- Your objective: Extract the complete listing and output it unchanged.

- Source material:
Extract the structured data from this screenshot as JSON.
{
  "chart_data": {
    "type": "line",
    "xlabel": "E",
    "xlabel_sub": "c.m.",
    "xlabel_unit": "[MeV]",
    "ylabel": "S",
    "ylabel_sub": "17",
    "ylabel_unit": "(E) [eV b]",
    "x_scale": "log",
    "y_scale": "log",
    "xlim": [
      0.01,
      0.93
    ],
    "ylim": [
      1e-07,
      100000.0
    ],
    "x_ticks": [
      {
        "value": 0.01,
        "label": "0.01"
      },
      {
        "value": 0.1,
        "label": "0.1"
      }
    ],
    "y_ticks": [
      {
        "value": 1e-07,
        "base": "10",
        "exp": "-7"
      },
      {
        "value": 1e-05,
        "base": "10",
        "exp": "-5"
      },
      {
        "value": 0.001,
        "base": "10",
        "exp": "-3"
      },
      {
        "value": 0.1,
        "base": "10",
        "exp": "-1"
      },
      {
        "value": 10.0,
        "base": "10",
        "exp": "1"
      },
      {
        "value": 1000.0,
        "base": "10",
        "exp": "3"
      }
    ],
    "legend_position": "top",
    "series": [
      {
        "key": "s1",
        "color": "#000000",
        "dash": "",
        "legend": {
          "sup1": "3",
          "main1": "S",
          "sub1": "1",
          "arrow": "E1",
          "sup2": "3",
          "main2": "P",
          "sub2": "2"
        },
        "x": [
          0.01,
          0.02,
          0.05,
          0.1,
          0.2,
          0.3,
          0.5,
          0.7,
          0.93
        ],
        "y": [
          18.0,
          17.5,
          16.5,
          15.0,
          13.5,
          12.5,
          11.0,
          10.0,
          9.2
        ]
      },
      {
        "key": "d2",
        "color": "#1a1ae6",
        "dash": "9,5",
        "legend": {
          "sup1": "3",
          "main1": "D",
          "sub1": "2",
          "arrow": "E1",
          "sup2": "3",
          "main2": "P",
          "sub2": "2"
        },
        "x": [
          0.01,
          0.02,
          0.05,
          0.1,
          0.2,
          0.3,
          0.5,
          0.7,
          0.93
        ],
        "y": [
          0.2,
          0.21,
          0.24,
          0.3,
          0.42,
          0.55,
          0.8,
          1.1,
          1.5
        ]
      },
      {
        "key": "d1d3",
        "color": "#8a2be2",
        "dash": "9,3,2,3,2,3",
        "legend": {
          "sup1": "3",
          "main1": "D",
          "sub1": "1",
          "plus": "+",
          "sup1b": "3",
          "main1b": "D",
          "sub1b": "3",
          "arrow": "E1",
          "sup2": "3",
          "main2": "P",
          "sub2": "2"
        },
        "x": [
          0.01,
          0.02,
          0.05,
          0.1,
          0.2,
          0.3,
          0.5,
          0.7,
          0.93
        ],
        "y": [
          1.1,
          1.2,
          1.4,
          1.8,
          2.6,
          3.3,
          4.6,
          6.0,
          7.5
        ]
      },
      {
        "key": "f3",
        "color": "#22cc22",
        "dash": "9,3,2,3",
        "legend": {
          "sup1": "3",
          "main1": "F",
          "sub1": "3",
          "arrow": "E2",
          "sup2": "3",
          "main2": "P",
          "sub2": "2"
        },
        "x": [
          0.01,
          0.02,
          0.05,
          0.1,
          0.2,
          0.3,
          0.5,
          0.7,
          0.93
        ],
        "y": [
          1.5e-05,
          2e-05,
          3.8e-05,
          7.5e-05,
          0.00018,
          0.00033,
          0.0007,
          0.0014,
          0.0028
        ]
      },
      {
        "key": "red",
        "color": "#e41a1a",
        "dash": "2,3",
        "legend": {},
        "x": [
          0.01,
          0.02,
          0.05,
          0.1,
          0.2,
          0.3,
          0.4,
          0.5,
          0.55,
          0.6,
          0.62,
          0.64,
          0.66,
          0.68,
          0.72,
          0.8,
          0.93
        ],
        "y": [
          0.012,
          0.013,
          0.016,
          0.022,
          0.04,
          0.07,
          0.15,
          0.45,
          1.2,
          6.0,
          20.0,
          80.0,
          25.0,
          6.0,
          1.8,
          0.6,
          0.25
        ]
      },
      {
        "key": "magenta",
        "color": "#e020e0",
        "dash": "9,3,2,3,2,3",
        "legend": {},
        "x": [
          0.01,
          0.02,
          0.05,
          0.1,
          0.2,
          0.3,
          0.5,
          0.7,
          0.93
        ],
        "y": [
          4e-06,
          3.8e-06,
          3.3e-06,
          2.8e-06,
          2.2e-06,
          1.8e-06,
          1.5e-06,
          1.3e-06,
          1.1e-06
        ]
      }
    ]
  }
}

- Solved problem:
Extract the structured data from this screenshot as JSON.
{
  "chart_data": {
    "type": "line",
    "xlabel": "E",
    "xlabel_sub": "c.m.",
    "xlabel_unit": "[MeV]",
    "ylabel": "S",
    "ylabel_sub": "17",
    "ylabel_unit": "(E) [eV b]",
    "x_scale": "log",
    "y_scale": "log",
    "xlim": [
      0.01,
      0.93
    ],
    "ylim": [
      1e-07,
      100000.0
    ],
    "x_ticks": [
      {
        "value": 0.01,
        "label": "0.01"
      },
      {
        "value": 0.1,
        "label": "0.1"
      }
    ],
    "y_ticks": [
      {
        "value": 1e-07,
        "base": "10",
        "exp": "-7"
      },
      {
        "value": 1e-05,
        "base": "10",
        "exp": "-5"
      },
      {
        "value": 0.001,
        "base": "10",
        "exp": "-3"
      },
      {
        "value": 0.1,
        "base": "10",
        "exp": "-1"
      },
      {
        "value": 10.0,
        "base": "10",
        "exp": "1"
      },
      {
        "value": 1000.0,
        "base": "10",
        "exp": "3"
      }
    ],
    "legend_position": "top",
    "series": [
      {
        "key": "s1",
        "color": "#000000",
        "dash": "",
        "legend": {
          "sup1": "3",
          "main1": "S",
          "sub1": "1",
          "arrow": "E1",
          "sup2": "3",
          "main2": "P",
          "sub2": "2"
        },
        "x": [
          0.01,
          0.02,
          0.05,
          0.1,
          0.2,
          0.3,
          0.5,
          0.7,
          0.93
        ],
        "y": [
          18.0,
          17.5,
          16.5,
          15.0,
          13.5,
          12.5,
          11.0,
          10.0,
          9.2
        ]
      },
      {
        "key": "d2",
        "color": "#1a1ae6",
        "dash": "9,5",
        "legend": {
          "sup1": "3",
          "main1": "D",
          "sub1": "2",
          "arrow": "E1",
          "sup2": "3",
          "main2": "P",
          "sub2": "2"
        },
        "x": [
          0.01,
          0.02,
          0.05,
          0.1,
          0.2,
          0.3,
          0.5,
          0.7,
          0.93
        ],
        "y": [
          0.2,
          0.21,
          0.24,
          0.3,
          0.42,
          0.55,
          0.8,
          1.1,
          1.5
        ]
      },
      {
        "key": "d1d3",
        "color": "#8a2be2",
        "dash": "9,3,2,3,2,3",
        "legend": {
          "sup1": "3",
          "main1": "D",
          "sub1": "1",
          "plus": "+",
          "sup1b": "3",
          "main1b": "D",
          "sub1b": "3",
          "arrow": "E1",
          "sup2": "3",
          "main2": "P",
          "sub2": "2"
        },
        "x": [
          0.01,
          0.02,
          0.05,
          0.1,
          0.2,
          0.3,
          0.5,
          0.7,
          0.93
        ],
        "y": [
          1.1,
          1.2,
          1.4,
          1.8,
          2.6,
          3.3,
          4.6,
          6.0,
          7.5
        ]
      },
      {
        "key": "f3",
        "color": "#22cc22",
        "dash": "9,3,2,3",
        "legend": {
          "sup1": "3",
          "main1": "F",
          "sub1": "3",
          "arrow": "E2",
          "sup2": "3",
          "main2": "P",
          "sub2": "2"
        },
        "x": [
          0.01,
          0.02,
          0.05,
          0.1,
          0.2,
          0.3,
          0.5,
          0.7,
          0.93
        ],
        "y": [
          1.5e-05,
          2e-05,
          3.8e-05,
          7.5e-05,
          0.00018,
          0.00033,
          0.0007,
          0.0014,
          0.0028
        ]
      },
      {
        "key": "red",
        "color": "#e41a1a",
        "dash": "2,3",
        "legend": {},
        "x": [
          0.01,
          0.02,
          0.05,
          0.1,
          0.2,
          0.3,
          0.4,
          0.5,
          0.55,
          0.6,
          0.62,
          0.64,
          0.66,
          0.68,
          0.72,
          0.8,
          0.93
        ],
        "y": [
          0.012,
          0.013,
          0.016,
          0.022,
          0.04,
          0.07,
          0.15,
          0.45,
          1.2,
          6.0,
          20.0,
          80.0,
          25.0,
          6.0,
          1.8,
          0.6,
          0.25
        ]
      },
      {
        "key": "magenta",
        "color": "#e020e0",
        "dash": "9,3,2,3,2,3",
        "legend": {},
        "x": [
          0.01,
          0.02,
          0.05,
          0.1,
          0.2,
          0.3,
          0.5,
          0.7,
          0.93
        ],
        "y": [
          4e-06,
          3.8e-06,
          3.3e-06,
          2.8e-06,
          2.2e-06,
          1.8e-06,
          1.5e-06,
          1.3e-06,
          1.1e-06
        ]
      }
    ]
  }
}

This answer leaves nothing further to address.